What follows is a listing. Return every line of it exactly.

Source data:
*-*-*

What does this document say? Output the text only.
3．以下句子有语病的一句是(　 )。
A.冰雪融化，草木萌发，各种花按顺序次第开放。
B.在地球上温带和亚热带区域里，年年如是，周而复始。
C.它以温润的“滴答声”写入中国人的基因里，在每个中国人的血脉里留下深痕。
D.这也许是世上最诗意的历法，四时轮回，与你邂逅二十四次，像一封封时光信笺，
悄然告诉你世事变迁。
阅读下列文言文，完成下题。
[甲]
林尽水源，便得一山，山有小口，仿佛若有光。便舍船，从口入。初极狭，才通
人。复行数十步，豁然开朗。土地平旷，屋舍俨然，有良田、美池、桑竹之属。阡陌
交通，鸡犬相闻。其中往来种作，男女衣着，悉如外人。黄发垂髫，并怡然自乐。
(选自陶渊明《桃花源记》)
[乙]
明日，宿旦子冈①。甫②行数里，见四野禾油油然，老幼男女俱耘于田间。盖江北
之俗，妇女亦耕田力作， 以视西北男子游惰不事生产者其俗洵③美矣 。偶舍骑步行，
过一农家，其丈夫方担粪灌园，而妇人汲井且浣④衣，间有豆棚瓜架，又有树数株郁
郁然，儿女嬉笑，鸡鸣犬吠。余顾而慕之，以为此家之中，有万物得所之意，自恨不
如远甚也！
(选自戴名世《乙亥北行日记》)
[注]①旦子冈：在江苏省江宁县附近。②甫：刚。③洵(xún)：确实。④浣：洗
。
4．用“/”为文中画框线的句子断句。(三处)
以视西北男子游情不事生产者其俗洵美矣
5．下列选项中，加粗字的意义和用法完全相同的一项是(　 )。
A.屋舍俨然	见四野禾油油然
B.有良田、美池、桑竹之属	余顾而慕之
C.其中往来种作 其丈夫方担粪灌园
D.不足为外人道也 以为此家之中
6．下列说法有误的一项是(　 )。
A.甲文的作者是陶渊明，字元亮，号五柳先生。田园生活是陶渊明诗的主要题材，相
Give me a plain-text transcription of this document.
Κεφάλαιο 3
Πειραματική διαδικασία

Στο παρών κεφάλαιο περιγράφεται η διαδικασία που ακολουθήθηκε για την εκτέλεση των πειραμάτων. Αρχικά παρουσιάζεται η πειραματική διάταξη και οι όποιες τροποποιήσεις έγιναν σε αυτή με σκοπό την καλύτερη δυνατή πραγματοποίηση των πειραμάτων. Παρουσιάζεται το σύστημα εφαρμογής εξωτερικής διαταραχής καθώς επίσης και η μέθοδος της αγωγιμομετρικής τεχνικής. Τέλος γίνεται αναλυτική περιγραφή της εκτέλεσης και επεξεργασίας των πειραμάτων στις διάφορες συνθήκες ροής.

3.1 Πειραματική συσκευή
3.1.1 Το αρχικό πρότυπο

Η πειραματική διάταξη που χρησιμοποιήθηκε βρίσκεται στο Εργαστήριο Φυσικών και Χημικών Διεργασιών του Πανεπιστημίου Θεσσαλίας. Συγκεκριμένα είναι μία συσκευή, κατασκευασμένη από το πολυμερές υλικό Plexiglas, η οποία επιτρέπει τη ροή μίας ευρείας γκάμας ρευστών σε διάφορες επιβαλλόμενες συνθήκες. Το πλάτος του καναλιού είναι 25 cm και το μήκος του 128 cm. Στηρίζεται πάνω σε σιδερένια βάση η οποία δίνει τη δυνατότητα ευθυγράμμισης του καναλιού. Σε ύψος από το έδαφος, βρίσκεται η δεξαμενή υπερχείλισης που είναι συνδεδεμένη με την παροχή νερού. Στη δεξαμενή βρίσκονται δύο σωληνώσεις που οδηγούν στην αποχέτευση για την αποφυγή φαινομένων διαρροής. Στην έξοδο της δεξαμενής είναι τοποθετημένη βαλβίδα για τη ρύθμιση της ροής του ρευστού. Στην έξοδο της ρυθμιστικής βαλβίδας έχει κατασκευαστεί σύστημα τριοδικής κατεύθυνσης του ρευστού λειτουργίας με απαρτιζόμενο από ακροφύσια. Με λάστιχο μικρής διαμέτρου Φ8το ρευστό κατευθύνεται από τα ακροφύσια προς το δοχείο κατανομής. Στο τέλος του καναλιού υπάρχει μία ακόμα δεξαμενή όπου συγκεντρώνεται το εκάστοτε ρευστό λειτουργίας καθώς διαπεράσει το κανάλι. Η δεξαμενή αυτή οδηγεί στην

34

*-*-*

Worked answer:
What does this document say? Output the text only.
3．以下句子有语病的一句是(　 )。
A.冰雪融化，草木萌发，各种花按顺序次第开放。
B.在地球上温带和亚热带区域里，年年如是，周而复始。
C.它以温润的“滴答声”写入中国人的基因里，在每个中国人的血脉里留下深痕。
D.这也许是世上最诗意的历法，四时轮回，与你邂逅二十四次，像一封封时光信笺，
悄然告诉你世事变迁。
阅读下列文言文，完成下题。
[甲]
林尽水源，便得一山，山有小口，仿佛若有光。便舍船，从口入。初极狭，才通
人。复行数十步，豁然开朗。土地平旷，屋舍俨然，有良田、美池、桑竹之属。阡陌
交通，鸡犬相闻。其中往来种作，男女衣着，悉如外人。黄发垂髫，并怡然自乐。
(选自陶渊明《桃花源记》)
[乙]
明日，宿旦子冈①。甫②行数里，见四野禾油油然，老幼男女俱耘于田间。盖江北
之俗，妇女亦耕田力作， 以视西北男子游惰不事生产者其俗洵③美矣 。偶舍骑步行，
过一农家，其丈夫方担粪灌园，而妇人汲井且浣④衣，间有豆棚瓜架，又有树数株郁
郁然，儿女嬉笑，鸡鸣犬吠。余顾而慕之，以为此家之中，有万物得所之意，自恨不
如远甚也！
(选自戴名世《乙亥北行日记》)
[注]①旦子冈：在江苏省江宁县附近。②甫：刚。③洵(xún)：确实。④浣：洗
。
4．用“/”为文中画框线的句子断句。(三处)
以视西北男子游情不事生产者其俗洵美矣
5．下列选项中，加粗字的意义和用法完全相同的一项是(　 )。
A.屋舍俨然	见四野禾油油然
B.有良田、美池、桑竹之属	余顾而慕之
C.其中往来种作 其丈夫方担粪灌园
D.不足为外人道也 以为此家之中
6．下列说法有误的一项是(　 )。
A.甲文的作者是陶渊明，字元亮，号五柳先生。田园生活是陶渊明诗的主要题材，相
Give me a plain-text transcription of this document.
Κεφάλαιο 3
Πειραματική διαδικασία

Στο παρών κεφάλαιο περιγράφεται η διαδικασία που ακολουθήθηκε για την εκτέλεση των πειραμάτων. Αρχικά παρουσιάζεται η πειραματική διάταξη και οι όποιες τροποποιήσεις έγιναν σε αυτή με σκοπό την καλύτερη δυνατή πραγματοποίηση των πειραμάτων. Παρουσιάζεται το σύστημα εφαρμογής εξωτερικής διαταραχής καθώς επίσης και η μέθοδος της αγωγιμομετρικής τεχνικής. Τέλος γίνεται αναλυτική περιγραφή της εκτέλεσης και επεξεργασίας των πειραμάτων στις διάφορες συνθήκες ροής.

3.1 Πειραματική συσκευή
3.1.1 Το αρχικό πρότυπο

Η πειραματική διάταξη που χρησιμοποιήθηκε βρίσκεται στο Εργαστήριο Φυσικών και Χημικών Διεργασιών του Πανεπιστημίου Θεσσαλίας. Συγκεκριμένα είναι μία συσκευή, κατασκευασμένη από το πολυμερές υλικό Plexiglas, η οποία επιτρέπει τη ροή μίας ευρείας γκάμας ρευστών σε διάφορες επιβαλλόμενες συνθήκες. Το πλάτος του καναλιού είναι 25 cm και το μήκος του 128 cm. Στηρίζεται πάνω σε σιδερένια βάση η οποία δίνει τη δυνατότητα ευθυγράμμισης του καναλιού. Σε ύψος από το έδαφος, βρίσκεται η δεξαμενή υπερχείλισης που είναι συνδεδεμένη με την παροχή νερού. Στη δεξαμενή βρίσκονται δύο σωληνώσεις που οδηγούν στην αποχέτευση για την αποφυγή φαινομένων διαρροής. Στην έξοδο της δεξαμενής είναι τοποθετημένη βαλβίδα για τη ρύθμιση της ροής του ρευστού. Στην έξοδο της ρυθμιστικής βαλβίδας έχει κατασκευαστεί σύστημα τριοδικής κατεύθυνσης του ρευστού λειτουργίας με απαρτιζόμενο από ακροφύσια. Με λάστιχο μικρής διαμέτρου Φ8το ρευστό κατευθύνεται από τα ακροφύσια προς το δοχείο κατανομής. Στο τέλος του καναλιού υπάρχει μία ακόμα δεξαμενή όπου συγκεντρώνεται το εκάστοτε ρευστό λειτουργίας καθώς διαπεράσει το κανάλι. Η δεξαμενή αυτή οδηγεί στην

34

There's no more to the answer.